▶ AIM: Reproduce the rows below line for line, without changing anything, and omit the pictures.

========

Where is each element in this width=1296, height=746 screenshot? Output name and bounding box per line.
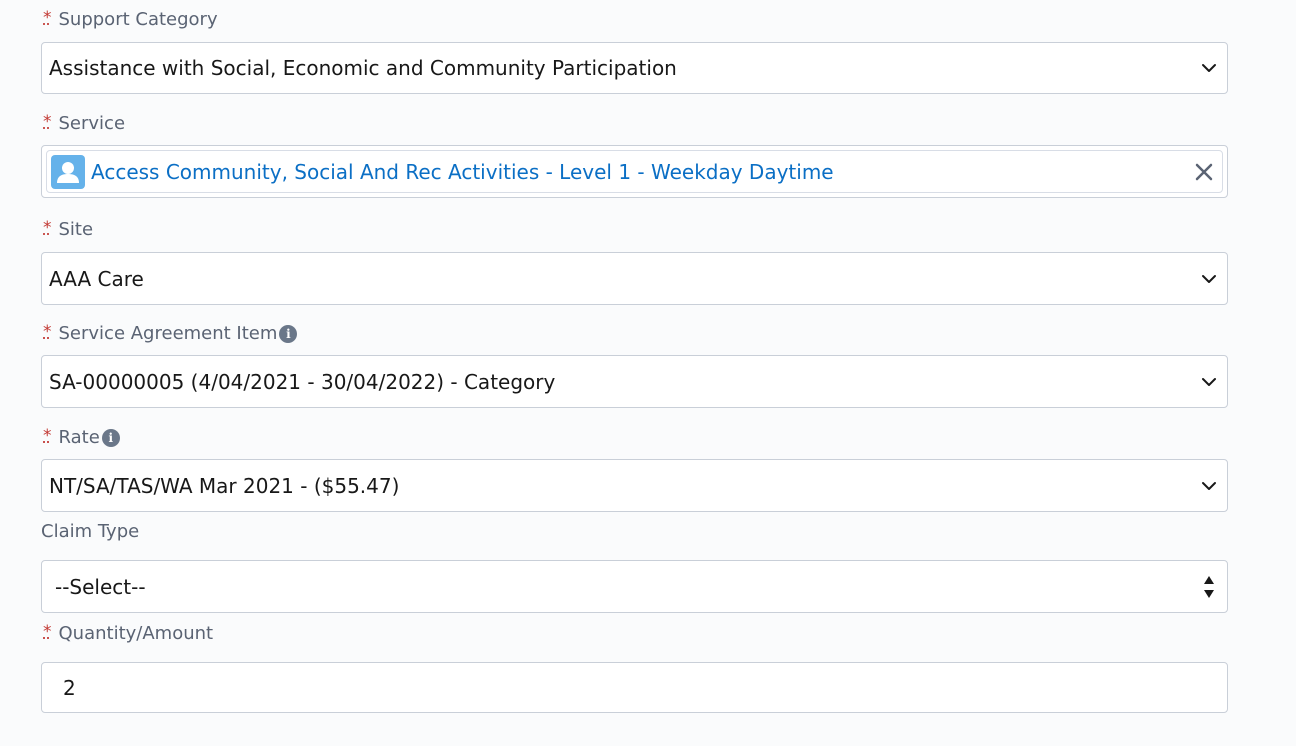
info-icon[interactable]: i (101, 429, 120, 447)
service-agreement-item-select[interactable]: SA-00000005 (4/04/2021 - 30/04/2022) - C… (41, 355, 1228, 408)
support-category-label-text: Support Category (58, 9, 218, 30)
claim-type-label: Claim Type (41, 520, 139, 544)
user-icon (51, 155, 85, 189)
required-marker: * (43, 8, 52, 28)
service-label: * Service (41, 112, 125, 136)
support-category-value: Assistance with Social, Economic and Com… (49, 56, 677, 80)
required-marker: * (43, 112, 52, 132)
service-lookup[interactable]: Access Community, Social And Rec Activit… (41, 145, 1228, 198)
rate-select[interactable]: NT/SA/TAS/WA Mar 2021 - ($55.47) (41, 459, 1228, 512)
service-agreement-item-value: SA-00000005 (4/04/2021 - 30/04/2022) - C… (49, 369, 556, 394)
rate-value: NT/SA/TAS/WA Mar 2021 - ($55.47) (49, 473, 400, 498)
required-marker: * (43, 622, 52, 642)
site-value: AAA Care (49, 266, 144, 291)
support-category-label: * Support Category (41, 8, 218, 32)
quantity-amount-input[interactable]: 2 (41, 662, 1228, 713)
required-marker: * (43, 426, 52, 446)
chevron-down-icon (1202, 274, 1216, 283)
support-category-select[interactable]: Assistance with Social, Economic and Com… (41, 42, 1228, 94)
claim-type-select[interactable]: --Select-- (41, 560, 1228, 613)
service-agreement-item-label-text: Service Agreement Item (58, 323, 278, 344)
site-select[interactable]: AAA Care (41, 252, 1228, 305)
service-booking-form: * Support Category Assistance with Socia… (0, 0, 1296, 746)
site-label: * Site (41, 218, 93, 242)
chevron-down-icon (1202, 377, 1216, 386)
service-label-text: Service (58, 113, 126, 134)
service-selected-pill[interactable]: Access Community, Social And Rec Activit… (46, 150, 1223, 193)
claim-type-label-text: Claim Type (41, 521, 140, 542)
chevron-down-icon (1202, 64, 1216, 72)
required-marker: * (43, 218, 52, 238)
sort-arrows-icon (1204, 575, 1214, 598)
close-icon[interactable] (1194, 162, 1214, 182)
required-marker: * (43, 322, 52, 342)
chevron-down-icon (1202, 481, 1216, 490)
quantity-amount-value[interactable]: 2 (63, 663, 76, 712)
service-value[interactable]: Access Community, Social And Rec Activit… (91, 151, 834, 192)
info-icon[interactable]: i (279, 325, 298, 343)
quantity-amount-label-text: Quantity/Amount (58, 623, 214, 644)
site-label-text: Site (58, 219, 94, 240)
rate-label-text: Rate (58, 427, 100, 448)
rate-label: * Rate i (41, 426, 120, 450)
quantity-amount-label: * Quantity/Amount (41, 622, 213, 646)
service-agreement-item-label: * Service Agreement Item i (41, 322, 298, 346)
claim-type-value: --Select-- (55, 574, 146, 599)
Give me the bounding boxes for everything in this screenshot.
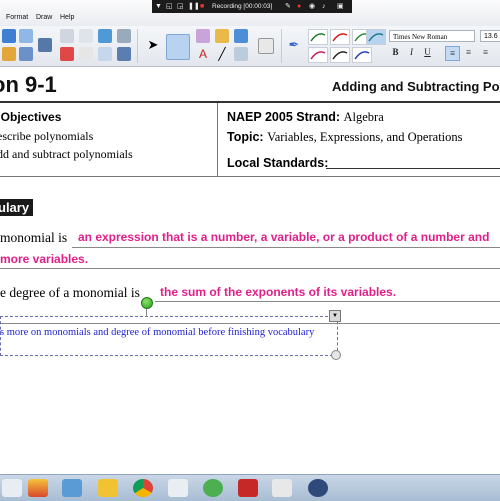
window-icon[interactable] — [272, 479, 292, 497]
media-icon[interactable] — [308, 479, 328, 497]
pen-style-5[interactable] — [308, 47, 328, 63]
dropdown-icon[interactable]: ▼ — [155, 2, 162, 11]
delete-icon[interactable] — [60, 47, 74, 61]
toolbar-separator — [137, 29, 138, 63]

========

▶ RESULT FOR THIS TASK:
Where is each element in this width=1296, height=746 screenshot? Output name and bounding box per line.
info-icon[interactable]: i (101, 429, 120, 447)
service-agreement-item-select[interactable]: SA-00000005 (4/04/2021 - 30/04/2022) - C… (41, 355, 1228, 408)
support-category-label-text: Support Category (58, 9, 218, 30)
claim-type-label: Claim Type (41, 520, 139, 544)
user-icon (51, 155, 85, 189)
required-marker: * (43, 8, 52, 28)
service-label: * Service (41, 112, 125, 136)
support-category-value: Assistance with Social, Economic and Com… (49, 56, 677, 80)
required-marker: * (43, 112, 52, 132)
service-lookup[interactable]: Access Community, Social And Rec Activit… (41, 145, 1228, 198)
rate-select[interactable]: NT/SA/TAS/WA Mar 2021 - ($55.47) (41, 459, 1228, 512)
service-agreement-item-value: SA-00000005 (4/04/2021 - 30/04/2022) - C… (49, 369, 556, 394)
rate-value: NT/SA/TAS/WA Mar 2021 - ($55.47) (49, 473, 400, 498)
required-marker: * (43, 622, 52, 642)
site-value: AAA Care (49, 266, 144, 291)
support-category-label: * Support Category (41, 8, 218, 32)
quantity-amount-input[interactable]: 2 (41, 662, 1228, 713)
required-marker: * (43, 426, 52, 446)
chevron-down-icon (1202, 274, 1216, 283)
support-category-select[interactable]: Assistance with Social, Economic and Com… (41, 42, 1228, 94)
claim-type-select[interactable]: --Select-- (41, 560, 1228, 613)
service-agreement-item-label-text: Service Agreement Item (58, 323, 278, 344)
site-select[interactable]: AAA Care (41, 252, 1228, 305)
service-booking-form: * Support Category Assistance with Socia… (0, 0, 1296, 746)
site-label: * Site (41, 218, 93, 242)
chevron-down-icon (1202, 377, 1216, 386)
service-label-text: Service (58, 113, 126, 134)
service-selected-pill[interactable]: Access Community, Social And Rec Activit… (46, 150, 1223, 193)
claim-type-label-text: Claim Type (41, 521, 140, 542)
chevron-down-icon (1202, 64, 1216, 72)
required-marker: * (43, 218, 52, 238)
sort-arrows-icon (1204, 575, 1214, 598)
close-icon[interactable] (1194, 162, 1214, 182)
required-marker: * (43, 322, 52, 342)
chevron-down-icon (1202, 481, 1216, 490)
quantity-amount-value[interactable]: 2 (63, 663, 76, 712)
service-value[interactable]: Access Community, Social And Rec Activit… (91, 151, 834, 192)
info-icon[interactable]: i (279, 325, 298, 343)
quantity-amount-label-text: Quantity/Amount (58, 623, 214, 644)
site-label-text: Site (58, 219, 94, 240)
rate-label-text: Rate (58, 427, 100, 448)
rate-label: * Rate i (41, 426, 120, 450)
quantity-amount-label: * Quantity/Amount (41, 622, 213, 646)
service-agreement-item-label: * Service Agreement Item i (41, 322, 298, 346)
claim-type-value: --Select-- (55, 574, 146, 599)
Give me the bounding boxes for everything in this screenshot.
window-icon[interactable] — [272, 479, 292, 497]
media-icon[interactable] — [308, 479, 328, 497]
pen-style-5[interactable] — [308, 47, 328, 63]
dropdown-icon[interactable]: ▼ — [155, 2, 162, 11]
delete-icon[interactable] — [60, 47, 74, 61]
toolbar-separator — [137, 29, 138, 63]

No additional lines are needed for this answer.